Problem: Copy out every record below with complete accuracy.

Material for the task:

--- begin ---

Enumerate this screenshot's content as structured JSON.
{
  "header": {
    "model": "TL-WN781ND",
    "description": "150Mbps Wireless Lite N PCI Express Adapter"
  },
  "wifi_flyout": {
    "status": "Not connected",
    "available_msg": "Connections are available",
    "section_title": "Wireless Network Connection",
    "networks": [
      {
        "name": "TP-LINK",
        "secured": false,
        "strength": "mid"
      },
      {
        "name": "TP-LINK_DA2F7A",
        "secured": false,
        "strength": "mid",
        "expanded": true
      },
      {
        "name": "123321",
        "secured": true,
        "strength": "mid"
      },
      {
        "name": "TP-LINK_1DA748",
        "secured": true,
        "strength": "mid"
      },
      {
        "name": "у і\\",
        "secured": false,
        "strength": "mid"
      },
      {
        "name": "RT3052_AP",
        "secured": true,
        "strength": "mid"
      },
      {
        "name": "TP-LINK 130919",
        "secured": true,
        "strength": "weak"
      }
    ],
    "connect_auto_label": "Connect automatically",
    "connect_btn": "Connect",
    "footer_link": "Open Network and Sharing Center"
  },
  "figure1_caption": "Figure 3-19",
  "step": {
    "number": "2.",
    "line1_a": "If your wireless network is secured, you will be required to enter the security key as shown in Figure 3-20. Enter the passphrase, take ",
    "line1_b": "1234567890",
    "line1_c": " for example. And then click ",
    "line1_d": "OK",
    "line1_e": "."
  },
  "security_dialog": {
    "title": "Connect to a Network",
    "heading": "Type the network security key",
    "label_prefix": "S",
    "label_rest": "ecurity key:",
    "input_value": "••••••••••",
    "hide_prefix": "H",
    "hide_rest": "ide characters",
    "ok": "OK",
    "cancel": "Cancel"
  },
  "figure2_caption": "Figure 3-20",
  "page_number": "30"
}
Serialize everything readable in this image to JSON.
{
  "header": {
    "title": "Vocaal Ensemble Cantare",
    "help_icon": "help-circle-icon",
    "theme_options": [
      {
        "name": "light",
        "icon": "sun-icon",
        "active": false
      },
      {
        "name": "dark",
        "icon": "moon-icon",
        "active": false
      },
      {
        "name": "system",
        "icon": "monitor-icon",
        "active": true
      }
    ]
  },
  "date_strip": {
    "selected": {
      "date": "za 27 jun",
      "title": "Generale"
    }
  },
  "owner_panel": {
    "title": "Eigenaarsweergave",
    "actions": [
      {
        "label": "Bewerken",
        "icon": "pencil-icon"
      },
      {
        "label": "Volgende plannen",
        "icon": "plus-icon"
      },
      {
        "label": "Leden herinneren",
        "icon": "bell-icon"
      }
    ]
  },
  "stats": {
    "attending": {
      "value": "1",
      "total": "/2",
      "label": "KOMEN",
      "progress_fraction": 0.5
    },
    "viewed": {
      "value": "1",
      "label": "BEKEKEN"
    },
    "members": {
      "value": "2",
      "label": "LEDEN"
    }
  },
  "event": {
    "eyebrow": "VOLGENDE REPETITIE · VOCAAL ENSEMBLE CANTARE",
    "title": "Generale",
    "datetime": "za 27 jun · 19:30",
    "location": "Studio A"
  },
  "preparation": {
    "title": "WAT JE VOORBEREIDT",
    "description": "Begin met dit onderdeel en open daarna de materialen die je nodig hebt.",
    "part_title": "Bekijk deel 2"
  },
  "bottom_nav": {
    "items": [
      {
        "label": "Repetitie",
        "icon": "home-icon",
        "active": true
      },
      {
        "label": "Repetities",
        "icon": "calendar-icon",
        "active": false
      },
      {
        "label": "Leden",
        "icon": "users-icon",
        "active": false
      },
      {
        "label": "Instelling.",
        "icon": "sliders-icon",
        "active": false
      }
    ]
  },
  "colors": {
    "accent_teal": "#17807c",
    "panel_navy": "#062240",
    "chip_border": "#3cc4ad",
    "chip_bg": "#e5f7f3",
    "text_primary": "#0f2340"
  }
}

--- end ---

The result:
Enumerate this screenshot's content as structured JSON.
{
  "header": {
    "model": "TL-WN781ND",
    "description": "150Mbps Wireless Lite N PCI Express Adapter"
  },
  "wifi_flyout": {
    "status": "Not connected",
    "available_msg": "Connections are available",
    "section_title": "Wireless Network Connection",
    "networks": [
      {
        "name": "TP-LINK",
        "secured": false,
        "strength": "mid"
      },
      {
        "name": "TP-LINK_DA2F7A",
        "secured": false,
        "strength": "mid",
        "expanded": true
      },
      {
        "name": "123321",
        "secured": true,
        "strength": "mid"
      },
      {
        "name": "TP-LINK_1DA748",
        "secured": true,
        "strength": "mid"
      },
      {
        "name": "у і\\",
        "secured": false,
        "strength": "mid"
      },
      {
        "name": "RT3052_AP",
        "secured": true,
        "strength": "mid"
      },
      {
        "name": "TP-LINK 130919",
        "secured": true,
        "strength": "weak"
      }
    ],
    "connect_auto_label": "Connect automatically",
    "connect_btn": "Connect",
    "footer_link": "Open Network and Sharing Center"
  },
  "figure1_caption": "Figure 3-19",
  "step": {
    "number": "2.",
    "line1_a": "If your wireless network is secured, you will be required to enter the security key as shown in Figure 3-20. Enter the passphrase, take ",
    "line1_b": "1234567890",
    "line1_c": " for example. And then click ",
    "line1_d": "OK",
    "line1_e": "."
  },
  "security_dialog": {
    "title": "Connect to a Network",
    "heading": "Type the network security key",
    "label_prefix": "S",
    "label_rest": "ecurity key:",
    "input_value": "••••••••••",
    "hide_prefix": "H",
    "hide_rest": "ide characters",
    "ok": "OK",
    "cancel": "Cancel"
  },
  "figure2_caption": "Figure 3-20",
  "page_number": "30"
}
Serialize everything readable in this image to JSON.
{
  "header": {
    "title": "Vocaal Ensemble Cantare",
    "help_icon": "help-circle-icon",
    "theme_options": [
      {
        "name": "light",
        "icon": "sun-icon",
        "active": false
      },
      {
        "name": "dark",
        "icon": "moon-icon",
        "active": false
      },
      {
        "name": "system",
        "icon": "monitor-icon",
        "active": true
      }
    ]
  },
  "date_strip": {
    "selected": {
      "date": "za 27 jun",
      "title": "Generale"
    }
  },
  "owner_panel": {
    "title": "Eigenaarsweergave",
    "actions": [
      {
        "label": "Bewerken",
        "icon": "pencil-icon"
      },
      {
        "label": "Volgende plannen",
        "icon": "plus-icon"
      },
      {
        "label": "Leden herinneren",
        "icon": "bell-icon"
      }
    ]
  },
  "stats": {
    "attending": {
      "value": "1",
      "total": "/2",
      "label": "KOMEN",
      "progress_fraction": 0.5
    },
    "viewed": {
      "value": "1",
      "label": "BEKEKEN"
    },
    "members": {
      "value": "2",
      "label": "LEDEN"
    }
  },
  "event": {
    "eyebrow": "VOLGENDE REPETITIE · VOCAAL ENSEMBLE CANTARE",
    "title": "Generale",
    "datetime": "za 27 jun · 19:30",
    "location": "Studio A"
  },
  "preparation": {
    "title": "WAT JE VOORBEREIDT",
    "description": "Begin met dit onderdeel en open daarna de materialen die je nodig hebt.",
    "part_title": "Bekijk deel 2"
  },
  "bottom_nav": {
    "items": [
      {
        "label": "Repetitie",
        "icon": "home-icon",
        "active": true
      },
      {
        "label": "Repetities",
        "icon": "calendar-icon",
        "active": false
      },
      {
        "label": "Leden",
        "icon": "users-icon",
        "active": false
      },
      {
        "label": "Instelling.",
        "icon": "sliders-icon",
        "active": false
      }
    ]
  },
  "colors": {
    "accent_teal": "#17807c",
    "panel_navy": "#062240",
    "chip_border": "#3cc4ad",
    "chip_bg": "#e5f7f3",
    "text_primary": "#0f2340"
  }
}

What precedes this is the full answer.